(Chart and figure data)
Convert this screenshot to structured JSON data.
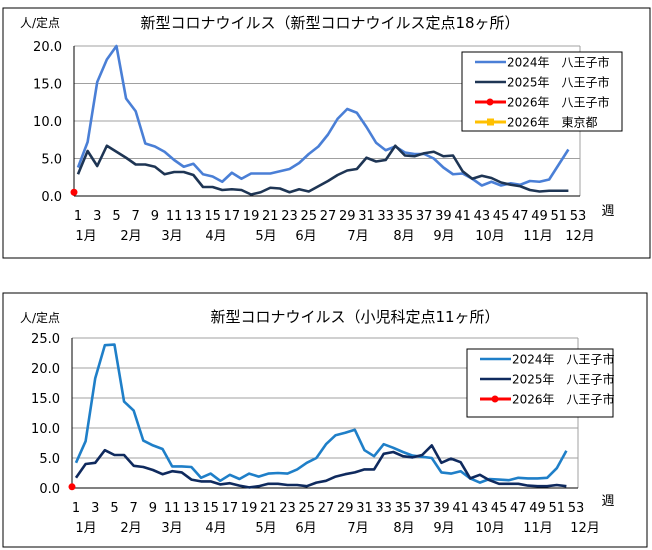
{
  "chart_data": [
    {
      "type": "line",
      "title": "新型コロナウイルス（新型コロナウイルス定点18ヶ所）",
      "ylabel": "人/定点",
      "xlabel": "週",
      "ylim": [
        0,
        20
      ],
      "yticks": [
        "0.0",
        "5.0",
        "10.0",
        "15.0",
        "20.0"
      ],
      "xticks": [
        "1",
        "3",
        "5",
        "7",
        "9",
        "11",
        "13",
        "15",
        "17",
        "19",
        "21",
        "23",
        "25",
        "27",
        "29",
        "31",
        "33",
        "35",
        "37",
        "39",
        "41",
        "43",
        "45",
        "47",
        "49",
        "51",
        "53"
      ],
      "months": [
        "1月",
        "2月",
        "3月",
        "4月",
        "5月",
        "6月",
        "7月",
        "8月",
        "9月",
        "10月",
        "11月",
        "12月"
      ],
      "grid": true,
      "legend": "top-right",
      "series": [
        {
          "name": "2024年　八王子市",
          "color": "#4a7fd6",
          "values": [
            3.8,
            7.2,
            15.2,
            18.2,
            20,
            13,
            11.3,
            7,
            6.6,
            5.9,
            4.8,
            3.9,
            4.3,
            2.9,
            2.6,
            1.9,
            3.1,
            2.3,
            3.0,
            3.0,
            3.0,
            3.3,
            3.6,
            4.4,
            5.6,
            6.6,
            8.2,
            10.3,
            11.6,
            11.1,
            9.2,
            7.1,
            6.1,
            6.6,
            5.8,
            5.6,
            5.6,
            5.0,
            3.8,
            2.9,
            3.0,
            2.3,
            1.4,
            1.9,
            1.4,
            1.7,
            1.5,
            2.0,
            1.9,
            2.2,
            4.2,
            6.2
          ]
        },
        {
          "name": "2025年　八王子市",
          "color": "#1e3554",
          "values": [
            2.9,
            6.0,
            4.0,
            6.7,
            5.9,
            5.1,
            4.2,
            4.2,
            3.9,
            2.9,
            3.2,
            3.2,
            2.8,
            1.2,
            1.2,
            0.8,
            0.9,
            0.8,
            0.2,
            0.5,
            1.1,
            1.0,
            0.5,
            0.9,
            0.6,
            1.3,
            2.0,
            2.8,
            3.4,
            3.6,
            5.1,
            4.6,
            4.8,
            6.7,
            5.4,
            5.3,
            5.7,
            5.9,
            5.3,
            5.4,
            3.3,
            2.3,
            2.7,
            2.4,
            1.8,
            1.5,
            1.3,
            0.8,
            0.6,
            0.7,
            0.7,
            0.7
          ]
        },
        {
          "name": "2026年　八王子市",
          "color": "#ff0000",
          "marker": "circle",
          "values": [
            0.5
          ]
        },
        {
          "name": "2026年　東京都",
          "color": "#ffc000",
          "marker": "square",
          "values": []
        }
      ]
    },
    {
      "type": "line",
      "title": "新型コロナウイルス（小児科定点11ヶ所）",
      "ylabel": "人/定点",
      "xlabel": "週",
      "ylim": [
        0,
        25
      ],
      "yticks": [
        "0.0",
        "5.0",
        "10.0",
        "15.0",
        "20.0",
        "25.0"
      ],
      "xticks": [
        "1",
        "3",
        "5",
        "7",
        "9",
        "11",
        "13",
        "15",
        "17",
        "19",
        "21",
        "23",
        "25",
        "27",
        "29",
        "31",
        "33",
        "35",
        "37",
        "39",
        "41",
        "43",
        "45",
        "47",
        "49",
        "51",
        "53"
      ],
      "months": [
        "1月",
        "2月",
        "3月",
        "4月",
        "5月",
        "6月",
        "7月",
        "8月",
        "9月",
        "10月",
        "11月",
        "12月"
      ],
      "grid": true,
      "legend": "top-right",
      "series": [
        {
          "name": "2024年　八王子市",
          "color": "#1f7fc8",
          "values": [
            4.2,
            7.8,
            18.3,
            23.8,
            23.9,
            14.4,
            12.9,
            7.9,
            7.1,
            6.5,
            3.6,
            3.6,
            3.5,
            1.7,
            2.4,
            1.2,
            2.2,
            1.5,
            2.4,
            1.9,
            2.4,
            2.5,
            2.4,
            3.1,
            4.2,
            5.0,
            7.3,
            8.8,
            9.2,
            9.7,
            6.3,
            5.3,
            7.3,
            6.7,
            6.0,
            5.4,
            5.2,
            5.0,
            2.6,
            2.4,
            2.8,
            1.6,
            0.9,
            1.5,
            1.4,
            1.3,
            1.7,
            1.6,
            1.6,
            1.7,
            3.3,
            6.2
          ]
        },
        {
          "name": "2025年　八王子市",
          "color": "#0f2a5e",
          "values": [
            1.7,
            4.0,
            4.2,
            6.3,
            5.5,
            5.5,
            3.7,
            3.5,
            3.0,
            2.3,
            2.8,
            2.6,
            1.4,
            1.1,
            1.1,
            0.6,
            0.8,
            0.4,
            0.1,
            0.3,
            0.7,
            0.7,
            0.5,
            0.5,
            0.3,
            0.9,
            1.2,
            1.9,
            2.3,
            2.6,
            3.1,
            3.1,
            5.7,
            6.0,
            5.3,
            5.1,
            5.5,
            7.1,
            4.2,
            4.9,
            4.3,
            1.6,
            2.2,
            1.3,
            0.7,
            0.7,
            0.7,
            0.4,
            0.3,
            0.3,
            0.5,
            0.3
          ]
        },
        {
          "name": "2026年　八王子市",
          "color": "#ff0000",
          "marker": "circle",
          "values": [
            0.2
          ]
        }
      ]
    }
  ]
}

Problem statement: Write every entry out again exactly, dropping the pictures.

Exercise response:
Convert this screenshot to structured JSON data.
{
  "chart_data": [
    {
      "type": "line",
      "title": "新型コロナウイルス（新型コロナウイルス定点18ヶ所）",
      "ylabel": "人/定点",
      "xlabel": "週",
      "ylim": [
        0,
        20
      ],
      "yticks": [
        "0.0",
        "5.0",
        "10.0",
        "15.0",
        "20.0"
      ],
      "xticks": [
        "1",
        "3",
        "5",
        "7",
        "9",
        "11",
        "13",
        "15",
        "17",
        "19",
        "21",
        "23",
        "25",
        "27",
        "29",
        "31",
        "33",
        "35",
        "37",
        "39",
        "41",
        "43",
        "45",
        "47",
        "49",
        "51",
        "53"
      ],
      "months": [
        "1月",
        "2月",
        "3月",
        "4月",
        "5月",
        "6月",
        "7月",
        "8月",
        "9月",
        "10月",
        "11月",
        "12月"
      ],
      "grid": true,
      "legend": "top-right",
      "series": [
        {
          "name": "2024年　八王子市",
          "color": "#4a7fd6",
          "values": [
            3.8,
            7.2,
            15.2,
            18.2,
            20,
            13,
            11.3,
            7,
            6.6,
            5.9,
            4.8,
            3.9,
            4.3,
            2.9,
            2.6,
            1.9,
            3.1,
            2.3,
            3.0,
            3.0,
            3.0,
            3.3,
            3.6,
            4.4,
            5.6,
            6.6,
            8.2,
            10.3,
            11.6,
            11.1,
            9.2,
            7.1,
            6.1,
            6.6,
            5.8,
            5.6,
            5.6,
            5.0,
            3.8,
            2.9,
            3.0,
            2.3,
            1.4,
            1.9,
            1.4,
            1.7,
            1.5,
            2.0,
            1.9,
            2.2,
            4.2,
            6.2
          ]
        },
        {
          "name": "2025年　八王子市",
          "color": "#1e3554",
          "values": [
            2.9,
            6.0,
            4.0,
            6.7,
            5.9,
            5.1,
            4.2,
            4.2,
            3.9,
            2.9,
            3.2,
            3.2,
            2.8,
            1.2,
            1.2,
            0.8,
            0.9,
            0.8,
            0.2,
            0.5,
            1.1,
            1.0,
            0.5,
            0.9,
            0.6,
            1.3,
            2.0,
            2.8,
            3.4,
            3.6,
            5.1,
            4.6,
            4.8,
            6.7,
            5.4,
            5.3,
            5.7,
            5.9,
            5.3,
            5.4,
            3.3,
            2.3,
            2.7,
            2.4,
            1.8,
            1.5,
            1.3,
            0.8,
            0.6,
            0.7,
            0.7,
            0.7
          ]
        },
        {
          "name": "2026年　八王子市",
          "color": "#ff0000",
          "marker": "circle",
          "values": [
            0.5
          ]
        },
        {
          "name": "2026年　東京都",
          "color": "#ffc000",
          "marker": "square",
          "values": []
        }
      ]
    },
    {
      "type": "line",
      "title": "新型コロナウイルス（小児科定点11ヶ所）",
      "ylabel": "人/定点",
      "xlabel": "週",
      "ylim": [
        0,
        25
      ],
      "yticks": [
        "0.0",
        "5.0",
        "10.0",
        "15.0",
        "20.0",
        "25.0"
      ],
      "xticks": [
        "1",
        "3",
        "5",
        "7",
        "9",
        "11",
        "13",
        "15",
        "17",
        "19",
        "21",
        "23",
        "25",
        "27",
        "29",
        "31",
        "33",
        "35",
        "37",
        "39",
        "41",
        "43",
        "45",
        "47",
        "49",
        "51",
        "53"
      ],
      "months": [
        "1月",
        "2月",
        "3月",
        "4月",
        "5月",
        "6月",
        "7月",
        "8月",
        "9月",
        "10月",
        "11月",
        "12月"
      ],
      "grid": true,
      "legend": "top-right",
      "series": [
        {
          "name": "2024年　八王子市",
          "color": "#1f7fc8",
          "values": [
            4.2,
            7.8,
            18.3,
            23.8,
            23.9,
            14.4,
            12.9,
            7.9,
            7.1,
            6.5,
            3.6,
            3.6,
            3.5,
            1.7,
            2.4,
            1.2,
            2.2,
            1.5,
            2.4,
            1.9,
            2.4,
            2.5,
            2.4,
            3.1,
            4.2,
            5.0,
            7.3,
            8.8,
            9.2,
            9.7,
            6.3,
            5.3,
            7.3,
            6.7,
            6.0,
            5.4,
            5.2,
            5.0,
            2.6,
            2.4,
            2.8,
            1.6,
            0.9,
            1.5,
            1.4,
            1.3,
            1.7,
            1.6,
            1.6,
            1.7,
            3.3,
            6.2
          ]
        },
        {
          "name": "2025年　八王子市",
          "color": "#0f2a5e",
          "values": [
            1.7,
            4.0,
            4.2,
            6.3,
            5.5,
            5.5,
            3.7,
            3.5,
            3.0,
            2.3,
            2.8,
            2.6,
            1.4,
            1.1,
            1.1,
            0.6,
            0.8,
            0.4,
            0.1,
            0.3,
            0.7,
            0.7,
            0.5,
            0.5,
            0.3,
            0.9,
            1.2,
            1.9,
            2.3,
            2.6,
            3.1,
            3.1,
            5.7,
            6.0,
            5.3,
            5.1,
            5.5,
            7.1,
            4.2,
            4.9,
            4.3,
            1.6,
            2.2,
            1.3,
            0.7,
            0.7,
            0.7,
            0.4,
            0.3,
            0.3,
            0.5,
            0.3
          ]
        },
        {
          "name": "2026年　八王子市",
          "color": "#ff0000",
          "marker": "circle",
          "values": [
            0.2
          ]
        }
      ]
    }
  ]
}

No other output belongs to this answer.